=== RECORDS SUPPLIED ===
* Begin *

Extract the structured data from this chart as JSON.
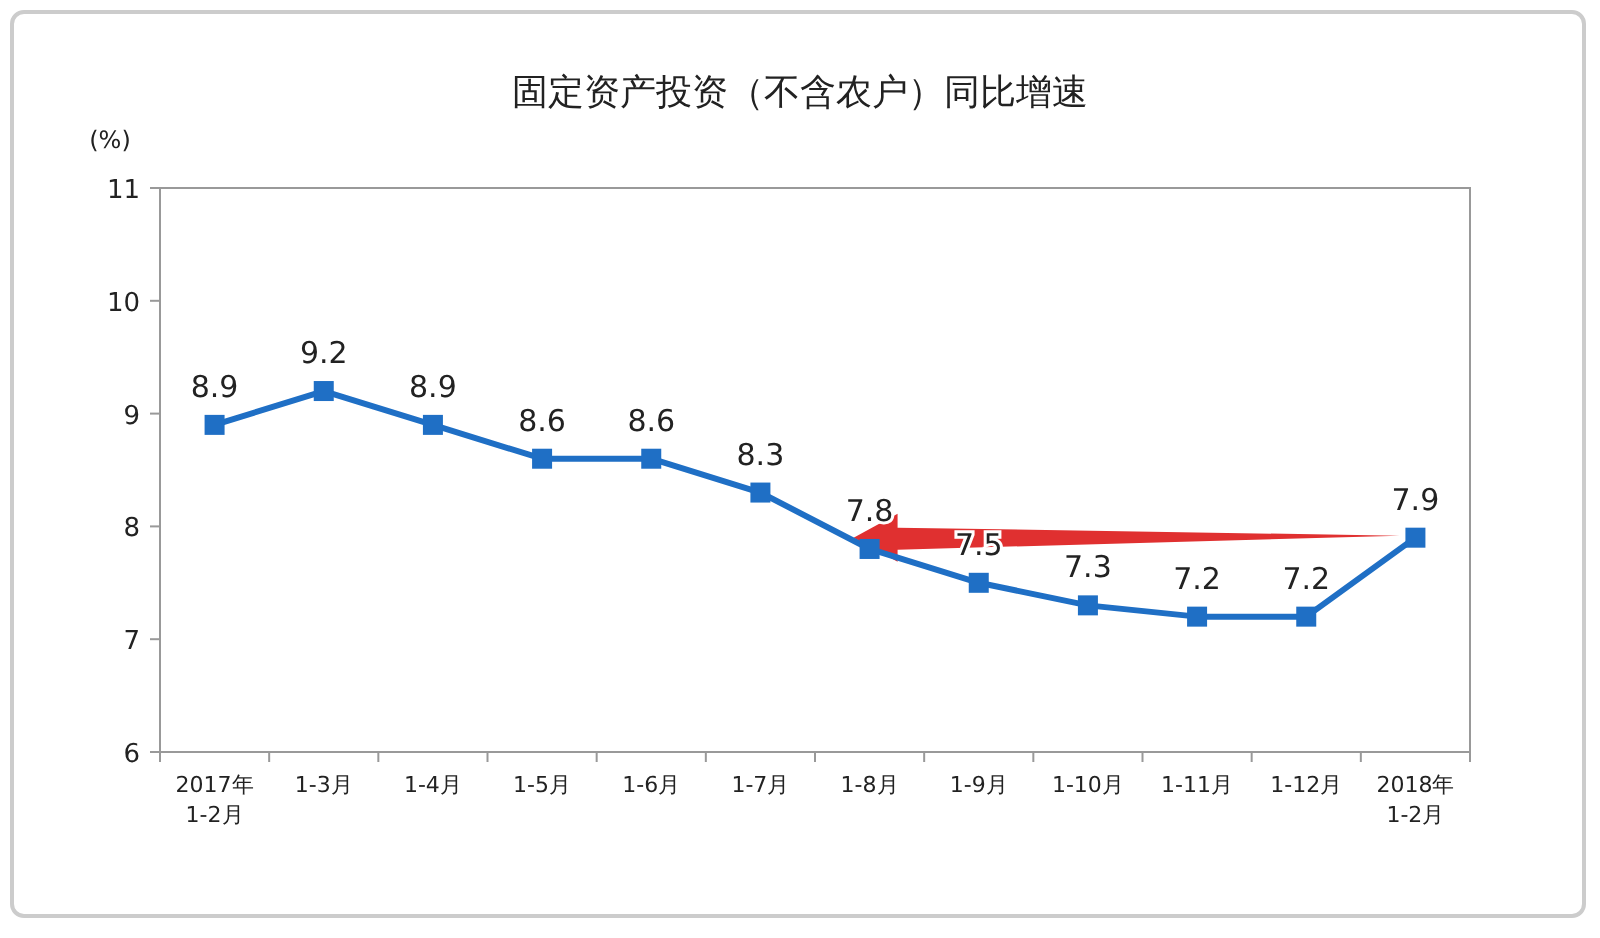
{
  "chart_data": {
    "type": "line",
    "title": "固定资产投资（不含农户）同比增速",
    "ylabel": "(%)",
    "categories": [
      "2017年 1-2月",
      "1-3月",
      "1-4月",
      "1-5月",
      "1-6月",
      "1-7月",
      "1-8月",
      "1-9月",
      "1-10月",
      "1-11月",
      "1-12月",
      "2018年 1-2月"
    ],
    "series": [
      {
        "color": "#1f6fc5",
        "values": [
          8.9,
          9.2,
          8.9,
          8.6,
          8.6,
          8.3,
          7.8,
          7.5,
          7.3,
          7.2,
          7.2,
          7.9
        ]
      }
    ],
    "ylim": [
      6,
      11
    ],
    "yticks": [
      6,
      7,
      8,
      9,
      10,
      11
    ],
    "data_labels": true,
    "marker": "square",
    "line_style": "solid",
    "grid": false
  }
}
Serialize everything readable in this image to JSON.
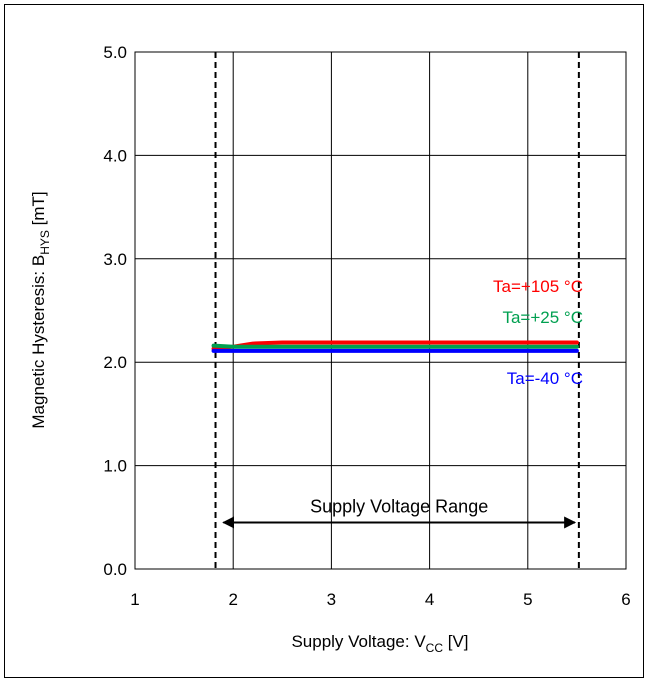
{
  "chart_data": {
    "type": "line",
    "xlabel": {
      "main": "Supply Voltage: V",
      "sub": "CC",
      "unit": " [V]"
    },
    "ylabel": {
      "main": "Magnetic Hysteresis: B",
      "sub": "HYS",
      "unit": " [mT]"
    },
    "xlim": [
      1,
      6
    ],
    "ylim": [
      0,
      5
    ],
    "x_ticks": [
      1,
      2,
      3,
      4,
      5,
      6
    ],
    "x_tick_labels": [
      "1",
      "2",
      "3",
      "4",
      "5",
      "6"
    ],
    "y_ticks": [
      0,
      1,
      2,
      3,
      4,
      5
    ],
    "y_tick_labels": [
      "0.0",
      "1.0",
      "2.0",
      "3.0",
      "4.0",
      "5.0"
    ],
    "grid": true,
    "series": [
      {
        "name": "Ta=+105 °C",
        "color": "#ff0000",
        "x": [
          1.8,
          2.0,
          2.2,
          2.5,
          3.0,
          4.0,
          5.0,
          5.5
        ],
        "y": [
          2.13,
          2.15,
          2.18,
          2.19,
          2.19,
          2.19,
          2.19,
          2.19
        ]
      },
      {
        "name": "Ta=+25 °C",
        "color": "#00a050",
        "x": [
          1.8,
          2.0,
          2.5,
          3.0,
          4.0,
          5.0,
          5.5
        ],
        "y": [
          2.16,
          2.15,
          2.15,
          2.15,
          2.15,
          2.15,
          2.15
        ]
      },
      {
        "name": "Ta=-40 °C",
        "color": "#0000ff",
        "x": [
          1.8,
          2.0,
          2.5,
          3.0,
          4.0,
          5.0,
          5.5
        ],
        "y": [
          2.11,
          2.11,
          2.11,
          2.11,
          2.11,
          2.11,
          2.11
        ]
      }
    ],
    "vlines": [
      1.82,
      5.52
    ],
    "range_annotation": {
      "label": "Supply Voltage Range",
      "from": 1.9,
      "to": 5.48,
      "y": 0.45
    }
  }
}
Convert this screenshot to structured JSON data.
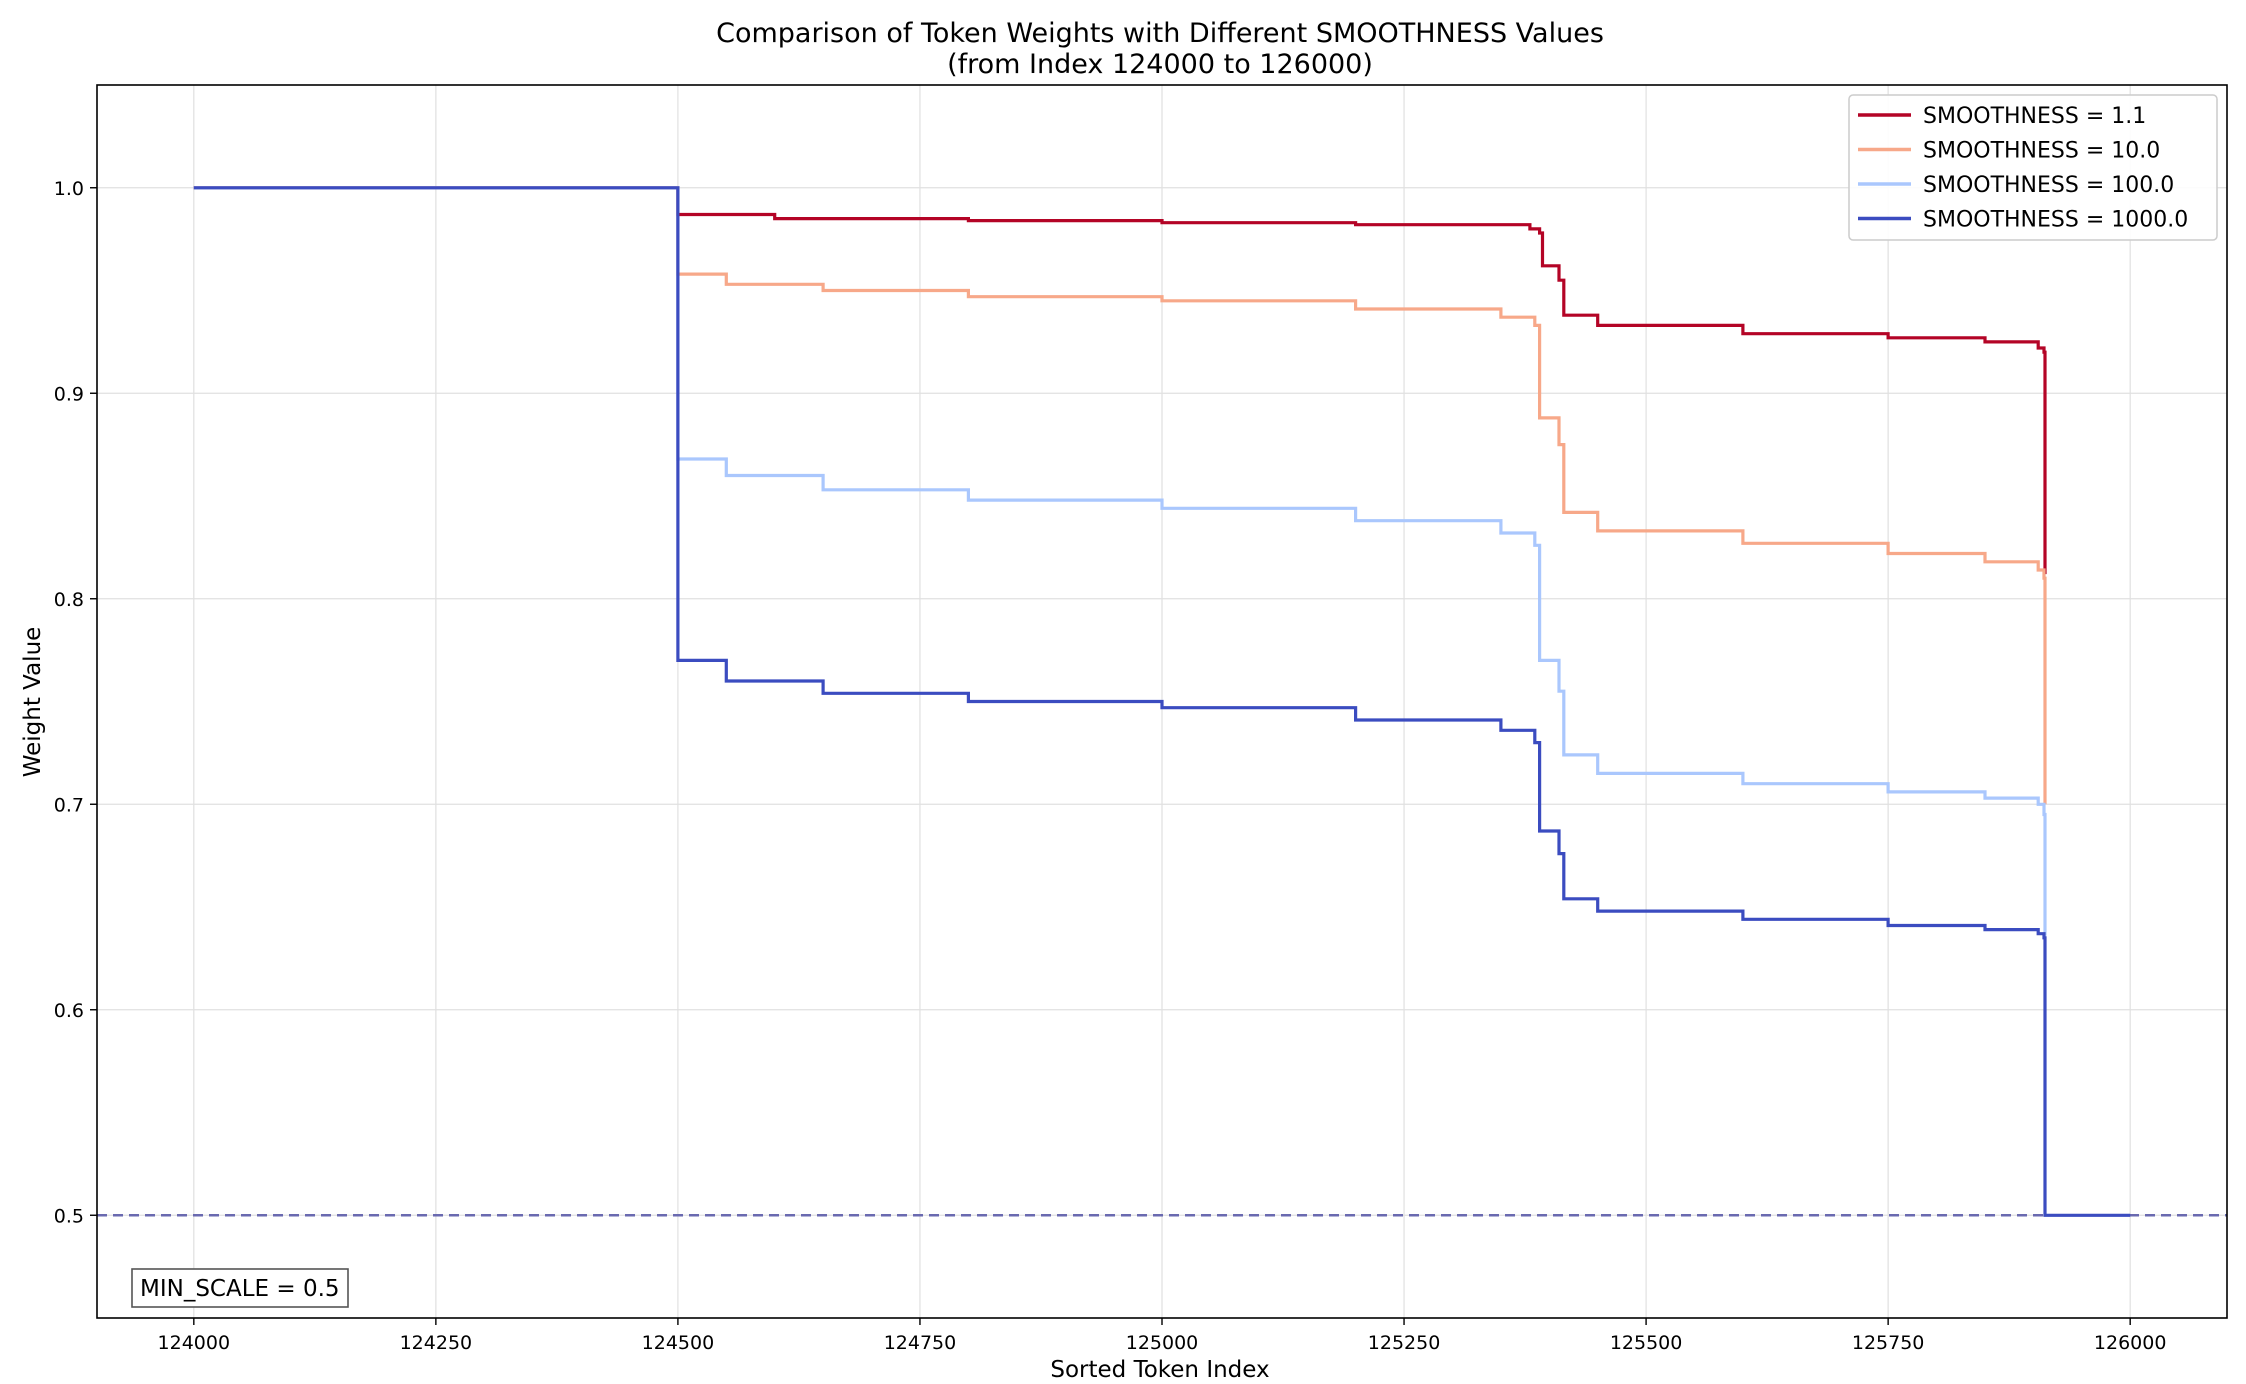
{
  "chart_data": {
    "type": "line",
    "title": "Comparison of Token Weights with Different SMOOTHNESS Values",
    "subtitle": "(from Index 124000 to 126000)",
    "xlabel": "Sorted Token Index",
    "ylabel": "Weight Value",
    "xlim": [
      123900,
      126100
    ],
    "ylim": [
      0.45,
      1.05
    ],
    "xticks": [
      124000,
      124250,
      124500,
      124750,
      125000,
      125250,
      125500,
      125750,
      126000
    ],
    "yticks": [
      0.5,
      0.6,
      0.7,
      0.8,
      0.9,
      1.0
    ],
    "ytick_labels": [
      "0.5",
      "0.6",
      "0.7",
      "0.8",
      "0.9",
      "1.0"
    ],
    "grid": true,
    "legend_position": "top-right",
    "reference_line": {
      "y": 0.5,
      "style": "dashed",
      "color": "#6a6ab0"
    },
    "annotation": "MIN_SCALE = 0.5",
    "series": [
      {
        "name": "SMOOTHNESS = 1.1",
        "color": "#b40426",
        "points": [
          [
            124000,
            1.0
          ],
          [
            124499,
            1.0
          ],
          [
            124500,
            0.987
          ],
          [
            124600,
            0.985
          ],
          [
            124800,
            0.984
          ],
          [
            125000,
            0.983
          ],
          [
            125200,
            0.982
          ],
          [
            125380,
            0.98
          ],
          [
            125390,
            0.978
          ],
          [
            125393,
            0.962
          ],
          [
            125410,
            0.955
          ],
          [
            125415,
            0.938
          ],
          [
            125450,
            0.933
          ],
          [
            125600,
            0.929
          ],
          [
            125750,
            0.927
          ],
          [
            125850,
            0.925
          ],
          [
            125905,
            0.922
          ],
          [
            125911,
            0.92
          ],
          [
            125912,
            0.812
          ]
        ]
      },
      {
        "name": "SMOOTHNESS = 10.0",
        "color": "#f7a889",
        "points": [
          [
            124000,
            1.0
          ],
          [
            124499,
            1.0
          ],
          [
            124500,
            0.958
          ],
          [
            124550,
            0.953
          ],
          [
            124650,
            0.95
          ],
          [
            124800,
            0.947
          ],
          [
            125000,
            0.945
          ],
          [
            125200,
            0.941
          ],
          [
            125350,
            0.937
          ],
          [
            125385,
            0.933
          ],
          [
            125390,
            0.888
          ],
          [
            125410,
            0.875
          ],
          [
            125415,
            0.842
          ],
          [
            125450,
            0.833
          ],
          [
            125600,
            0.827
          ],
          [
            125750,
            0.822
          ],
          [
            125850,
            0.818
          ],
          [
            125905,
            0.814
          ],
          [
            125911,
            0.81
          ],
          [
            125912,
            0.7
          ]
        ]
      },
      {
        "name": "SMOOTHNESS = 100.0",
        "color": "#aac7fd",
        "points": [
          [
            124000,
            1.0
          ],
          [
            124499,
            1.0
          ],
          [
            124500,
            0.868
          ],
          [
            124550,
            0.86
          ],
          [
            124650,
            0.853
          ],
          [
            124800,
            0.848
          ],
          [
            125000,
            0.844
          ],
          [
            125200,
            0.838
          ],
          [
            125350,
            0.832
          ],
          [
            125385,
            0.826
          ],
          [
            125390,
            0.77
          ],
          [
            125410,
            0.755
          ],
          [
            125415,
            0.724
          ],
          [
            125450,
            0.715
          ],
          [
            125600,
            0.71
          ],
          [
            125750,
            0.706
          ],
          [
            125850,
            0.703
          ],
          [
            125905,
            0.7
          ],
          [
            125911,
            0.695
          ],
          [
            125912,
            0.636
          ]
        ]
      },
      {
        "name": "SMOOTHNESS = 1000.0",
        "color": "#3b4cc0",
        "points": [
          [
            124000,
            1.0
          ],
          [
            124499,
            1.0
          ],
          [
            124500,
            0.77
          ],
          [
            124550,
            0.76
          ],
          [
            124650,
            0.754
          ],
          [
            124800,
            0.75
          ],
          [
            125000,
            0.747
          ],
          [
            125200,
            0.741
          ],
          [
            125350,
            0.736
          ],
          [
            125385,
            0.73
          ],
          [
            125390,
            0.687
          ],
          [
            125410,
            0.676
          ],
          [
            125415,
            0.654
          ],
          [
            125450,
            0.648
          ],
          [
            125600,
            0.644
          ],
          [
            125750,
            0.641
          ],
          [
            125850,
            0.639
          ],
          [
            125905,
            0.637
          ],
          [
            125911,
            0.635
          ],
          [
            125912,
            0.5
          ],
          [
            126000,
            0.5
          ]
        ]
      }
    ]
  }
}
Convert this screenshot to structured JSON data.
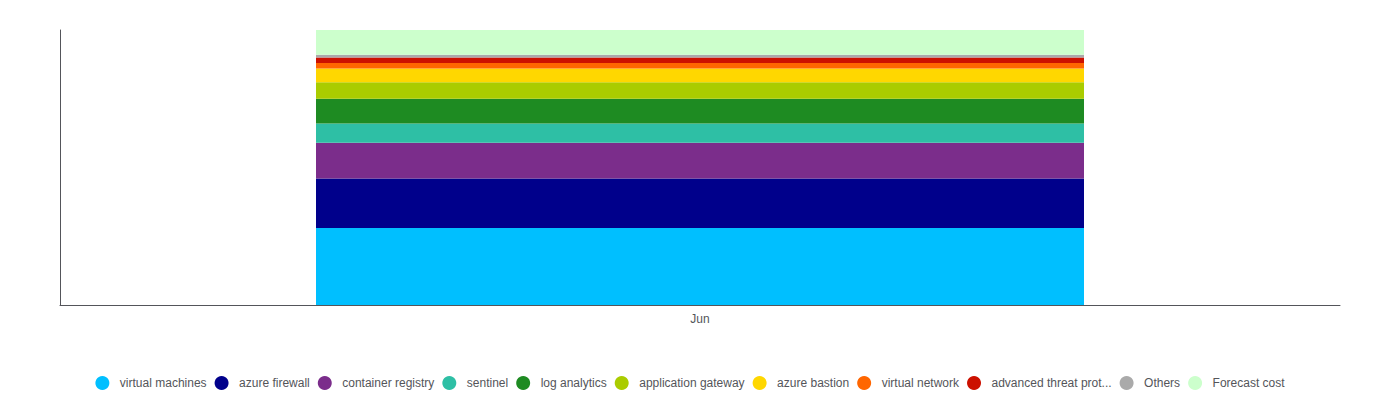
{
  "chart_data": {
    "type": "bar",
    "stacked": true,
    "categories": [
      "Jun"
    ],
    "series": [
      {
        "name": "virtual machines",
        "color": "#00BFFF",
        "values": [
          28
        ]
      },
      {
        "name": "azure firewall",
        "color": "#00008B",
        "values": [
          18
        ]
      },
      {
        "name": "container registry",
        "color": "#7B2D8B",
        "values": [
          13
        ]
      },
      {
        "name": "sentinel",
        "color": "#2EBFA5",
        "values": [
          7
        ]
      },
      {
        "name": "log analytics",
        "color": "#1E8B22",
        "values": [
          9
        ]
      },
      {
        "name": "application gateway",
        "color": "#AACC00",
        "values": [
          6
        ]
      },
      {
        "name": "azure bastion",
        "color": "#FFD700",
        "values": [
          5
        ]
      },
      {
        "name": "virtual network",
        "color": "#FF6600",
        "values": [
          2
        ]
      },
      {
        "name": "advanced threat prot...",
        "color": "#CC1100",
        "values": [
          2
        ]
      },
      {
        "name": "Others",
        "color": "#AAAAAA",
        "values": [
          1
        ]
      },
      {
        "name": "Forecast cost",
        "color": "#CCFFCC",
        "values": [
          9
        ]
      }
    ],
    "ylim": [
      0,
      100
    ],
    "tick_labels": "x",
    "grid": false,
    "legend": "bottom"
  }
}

* End *

Look over the listing above. Pick out and copy every line that includes "Supply".

=== ANSWER ===
      "main": "Supply Voltage: V",
      "label": "Supply Voltage Range",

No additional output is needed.